* TASK PROMPT:
Duplicate the lines starting with the line that contains "question-line: when you" and going on through the line that contains "question-line: Explain the", and give only those lines.

## Begin MATERIAL PROVIDED

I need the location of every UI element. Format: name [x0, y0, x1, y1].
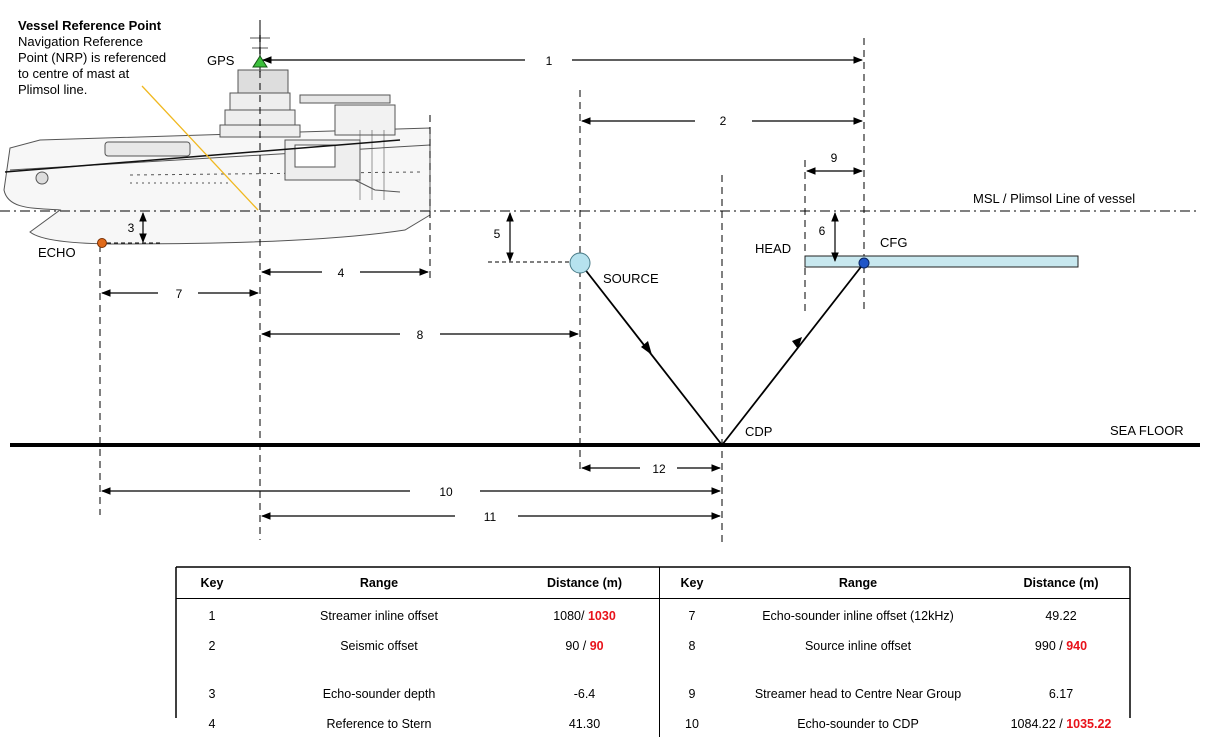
distance-value: 90 /: [565, 638, 590, 653]
echo-marker: [97, 238, 107, 248]
key-cell: 1: [208, 608, 216, 623]
header-distance-left: Distance (m): [510, 567, 660, 599]
distance-value: 49.22: [1045, 608, 1077, 623]
echo-label: ECHO: [38, 245, 76, 260]
range-cell: Streamer inline offset: [320, 608, 438, 623]
distance-value: 1080/: [553, 608, 588, 623]
dim-12-label: 12: [652, 462, 666, 476]
dim-6-label: 6: [819, 224, 826, 238]
key-cell: 3: [208, 686, 216, 701]
key-table: Key Range Distance (m) Key Range Distanc…: [176, 567, 1130, 737]
range-cell: Reference to Stern: [326, 716, 432, 731]
dim-2-label: 2: [720, 114, 727, 128]
header-range-left: Range: [248, 567, 510, 599]
key-cell: 2: [208, 638, 216, 653]
distance-revised: 1035.22: [1066, 716, 1112, 731]
range-cell: Seismic offset: [340, 638, 418, 653]
gps-label: GPS: [207, 53, 235, 68]
ray-down-arrow: [641, 341, 652, 355]
table-row: 4 Reference to Stern 41.30 10 Echo-sound…: [176, 706, 1130, 737]
header-distance-right: Distance (m): [992, 567, 1130, 599]
distance-cell: -6.4: [510, 658, 660, 707]
distance-revised: 90: [589, 638, 604, 653]
nrp-pointer: [141, 85, 259, 211]
range-cell: Echo-sounder depth: [322, 686, 436, 701]
ray-up: [721, 262, 865, 446]
distance-cell: 90 / 90: [510, 628, 660, 659]
source-label: SOURCE: [603, 271, 659, 286]
range-cell: Source inline offset: [804, 638, 912, 653]
dim-11-label: 11: [484, 510, 497, 524]
distance-cell: 1080/ 1030: [510, 598, 660, 629]
distance-value: 6.17: [1048, 686, 1074, 701]
distance-cell: 1084.22 / 1035.22: [992, 707, 1130, 737]
table-header-row: Key Range Distance (m) Key Range Distanc…: [176, 567, 1130, 599]
distance-cell: 49.22: [992, 599, 1130, 629]
key-cell: 7: [688, 608, 696, 623]
head-label: HEAD: [755, 241, 791, 256]
distance-value: 990 /: [1034, 638, 1067, 653]
streamer: [804, 255, 1079, 268]
header-key-left: Key: [176, 567, 248, 599]
cdp-label: CDP: [745, 424, 772, 439]
dim-3-label: 3: [128, 221, 135, 235]
dim-10-label: 10: [439, 485, 453, 499]
ray-up-arrow: [792, 337, 802, 349]
dim-5-label: 5: [494, 227, 501, 241]
key-cell: 8: [688, 638, 696, 653]
header-key-right: Key: [659, 567, 724, 599]
note-body: Navigation Reference Point (NRP) is refe…: [18, 34, 167, 97]
dim-7-label: 7: [176, 287, 183, 301]
range-cell: Streamer head to Centre Near Group: [754, 686, 962, 701]
distance-revised: 1030: [587, 608, 616, 623]
distance-cell: 6.17: [992, 659, 1130, 707]
distance-value: 41.30: [568, 716, 601, 731]
key-cell: 9: [688, 686, 696, 701]
table-row: 1 Streamer inline offset 1080/ 1030 7 Ec…: [176, 598, 1130, 629]
cfg-label: CFG: [880, 235, 907, 250]
distance-cell: 990 / 940: [992, 629, 1130, 659]
sea-floor-label: SEA FLOOR: [1110, 423, 1184, 438]
gps-marker: [252, 55, 268, 68]
source-marker: [569, 252, 591, 274]
range-cell: Echo-sounder to CDP: [797, 716, 919, 731]
distance-value: 1084.22 /: [1010, 716, 1067, 731]
survey-geometry-diagram: 1 2 3 4 5 6 7 8 9 10 11 12 GPS ECHO SOUR…: [0, 20, 1200, 545]
range-cell: Echo-sounder inline offset (12kHz): [762, 608, 954, 623]
msl-label: MSL / Plimsol Line of vessel: [973, 191, 1135, 206]
dim-9-label: 9: [831, 151, 838, 165]
key-cell: 10: [685, 716, 699, 731]
header-range-right: Range: [724, 567, 992, 599]
dim-1-label: 1: [546, 54, 553, 68]
table-row: 2 Seismic offset 90 / 90 8 Source inline…: [176, 628, 1130, 659]
vessel-reference-note: Vessel Reference Point Navigation Refere…: [18, 18, 208, 98]
distance-cell: 41.30: [510, 706, 660, 737]
table-row: 3 Echo-sounder depth -6.4 9 Streamer hea…: [176, 658, 1130, 707]
dim-4-label: 4: [338, 266, 345, 280]
dim-8-label: 8: [417, 328, 424, 342]
cfg-marker: [858, 257, 870, 269]
distance-value: -6.4: [573, 686, 596, 701]
key-cell: 4: [208, 716, 216, 731]
distance-revised: 940: [1066, 638, 1088, 653]
vessel: [3, 20, 431, 245]
extension-lines: [99, 35, 865, 545]
note-title: Vessel Reference Point: [18, 18, 162, 33]
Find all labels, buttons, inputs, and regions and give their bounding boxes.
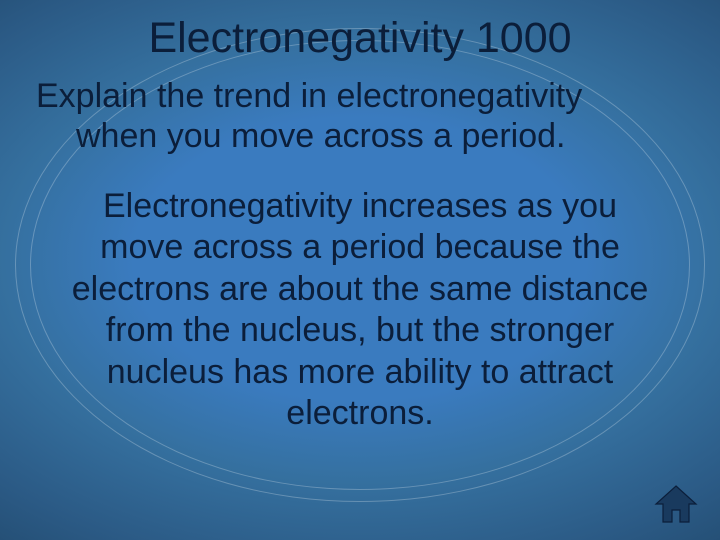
question-line: when you move across a period. — [36, 116, 684, 156]
home-button[interactable] — [654, 484, 698, 524]
question-text: Explain the trend in electronegativity w… — [36, 76, 684, 156]
question-line: Explain the trend in electronegativity — [36, 76, 684, 116]
answer-text: Electronegativity increases as you move … — [60, 186, 660, 435]
slide-background: Electronegativity 1000 Explain the trend… — [0, 0, 720, 540]
home-icon — [654, 484, 698, 524]
slide-title: Electronegativity 1000 — [0, 14, 720, 63]
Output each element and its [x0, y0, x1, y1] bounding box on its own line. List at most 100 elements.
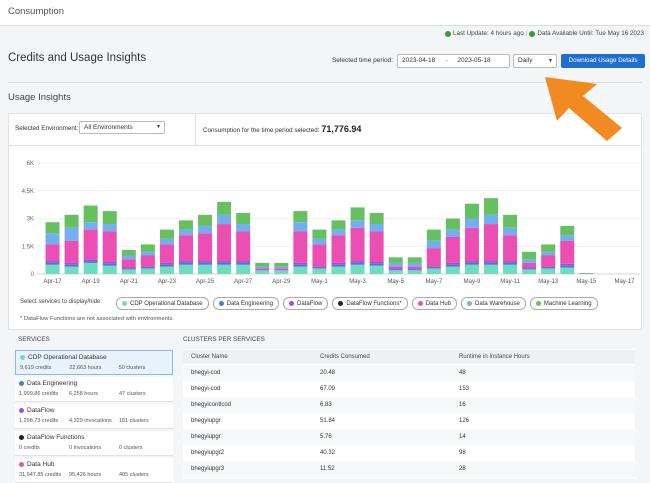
- bar-segment: [388, 262, 403, 267]
- bar-segment: [159, 266, 174, 274]
- bar-segment: [64, 266, 79, 274]
- bar-segment: [45, 261, 60, 263]
- bar-segment: [331, 235, 346, 263]
- legend-item[interactable]: Machine Learning: [529, 297, 598, 310]
- bar-segment: [274, 270, 289, 274]
- bar-segment: [274, 262, 289, 267]
- check-icon: [529, 30, 536, 37]
- bar-segment: [140, 251, 155, 256]
- bar-segment: [312, 244, 327, 267]
- chart: 0 1.5K 3K 4.5K 6K Apr-17 Apr-19 Apr-21 Apr-23 Apr…: [22, 161, 640, 285]
- bar-segment: [464, 262, 479, 265]
- service-name: CDP Operational Database: [20, 354, 168, 361]
- table-cell: 14: [459, 434, 466, 440]
- legend-item[interactable]: DataFlow: [282, 297, 329, 310]
- legend-label: Select services to display/hide:: [20, 299, 103, 305]
- legend-item[interactable]: Data Hub: [411, 297, 458, 310]
- bar-segment: [350, 264, 365, 274]
- bar-segment: [178, 229, 193, 236]
- table-cell: bhegyiupgr3: [191, 466, 225, 472]
- x-tick-label: May-1: [311, 279, 328, 285]
- bar-segment: [503, 235, 518, 262]
- last-update: Last Update: 4 hours ago: [452, 30, 524, 37]
- service-card[interactable]: Data Engineering 1,999.86 credits 6,258 ho…: [15, 377, 173, 402]
- table-cell: bhegyicontlcod: [191, 402, 232, 408]
- bar-segment: [541, 267, 556, 269]
- column-header: Runtime in Instance Hours: [459, 354, 530, 360]
- bar-segment: [217, 262, 232, 265]
- bar-segment: [121, 255, 136, 260]
- bar-segment: [350, 207, 365, 221]
- bar-segment: [83, 262, 98, 274]
- bar-segment: [217, 224, 232, 262]
- download-button[interactable]: Download Usage Details: [561, 54, 645, 68]
- granularity-select[interactable]: Daily ▼: [513, 54, 557, 68]
- granularity: Daily: [518, 57, 533, 64]
- bar-segment: [198, 225, 213, 234]
- service-metrics: 9,619 credits 22,663 hours 50 clusters: [20, 365, 168, 371]
- bar-segment: [445, 264, 460, 267]
- legend-label: Data Engineering: [226, 300, 273, 307]
- service-usage: 95,426 hours: [69, 472, 102, 478]
- bar-segment: [350, 220, 365, 228]
- bar-segment: [426, 229, 441, 241]
- bar-segment: [217, 201, 232, 215]
- bar-segment: [484, 224, 499, 262]
- bar-segment: [388, 270, 403, 274]
- table-cell: bhegyi-cod: [191, 386, 221, 392]
- bar-segment: [83, 261, 98, 263]
- bar-segment: [178, 262, 193, 265]
- bar-segment: [560, 240, 575, 264]
- bar-segment: [293, 266, 308, 274]
- date-range[interactable]: 2023-04-18 → 2023-05-18: [397, 54, 510, 68]
- service-card[interactable]: Data Hub 31,947.85 credits 95,426 hours 405…: [15, 458, 173, 483]
- legend-item[interactable]: Data Warehouse: [461, 297, 526, 310]
- bar-segment: [331, 229, 346, 236]
- service-name: Data Engineering: [19, 380, 169, 387]
- bar-segment: [159, 264, 174, 267]
- environment-select[interactable]: All Environments ▼: [79, 121, 165, 134]
- bar-segment: [503, 264, 518, 274]
- service-card[interactable]: CDP Operational Database 9,619 credits 22,…: [15, 350, 173, 375]
- service-card[interactable]: DataFlow 1,298.73 credits 4,329 invocation…: [15, 404, 173, 429]
- bar-segment: [255, 268, 270, 270]
- service-metrics: 1,999.86 credits 6,258 hours 47 clusters: [19, 391, 169, 397]
- bar-segment: [541, 268, 556, 274]
- bar-segment: [522, 259, 537, 263]
- table-cell: 5.76: [320, 434, 332, 440]
- service-clusters: 47 clusters: [119, 391, 146, 397]
- table-row: bhegyiupgr 5.76 14: [183, 429, 635, 445]
- bar-segment: [293, 264, 308, 267]
- legend-item[interactable]: Data Engineering: [212, 297, 279, 310]
- bar-segment: [503, 214, 518, 228]
- table-title: CLUSTERS PER SERVICES: [183, 336, 265, 343]
- start-date: 2023-04-18: [402, 57, 436, 64]
- bar-segment: [426, 248, 441, 267]
- bar-segment: [178, 261, 193, 263]
- legend-item[interactable]: DataFlow Functions*: [332, 297, 408, 310]
- bar-segment: [484, 264, 499, 274]
- service-clusters: 405 clusters: [119, 472, 149, 478]
- bar-segment: [407, 266, 422, 269]
- bar-segment: [312, 229, 327, 239]
- bar-segment: [198, 233, 213, 262]
- table-cell: 126: [459, 418, 470, 424]
- table-cell: 153: [459, 386, 470, 392]
- bar-segment: [560, 263, 575, 266]
- status: Last Update: 4 hours ago | Data Availabl…: [444, 30, 644, 37]
- time-period-label: Selected time period:: [331, 57, 393, 64]
- check-icon: [444, 30, 451, 37]
- table-cell: bhegyi-cod: [191, 370, 221, 376]
- bar-segment: [102, 231, 117, 262]
- environment: All Environments: [84, 124, 133, 131]
- bar-segment: [407, 269, 422, 271]
- caret: ▼: [548, 58, 553, 64]
- bar-segment: [407, 257, 422, 263]
- service-card[interactable]: DataFlow Functions 0 credits 0 invocations…: [15, 431, 173, 456]
- bar-segment: [217, 261, 232, 263]
- bar-segment: [274, 266, 289, 269]
- legend-label: Data Warehouse: [475, 300, 520, 307]
- service-credits: 9,619 credits: [20, 365, 52, 371]
- legend-item[interactable]: CDP Operational Database: [116, 297, 209, 310]
- service-metrics: 31,947.85 credits 95,426 hours 405 cluster…: [19, 472, 169, 478]
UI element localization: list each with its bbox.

## End MATERIAL PROVIDED

* THE ANSWER:
question-line: when you move across a period. — [36, 116, 684, 156]
home-button[interactable] — [654, 484, 698, 524]
question-text: Explain the trend in electronegativity w… — [36, 76, 684, 156]
question-line: Explain the trend in electronegativity — [36, 76, 684, 116]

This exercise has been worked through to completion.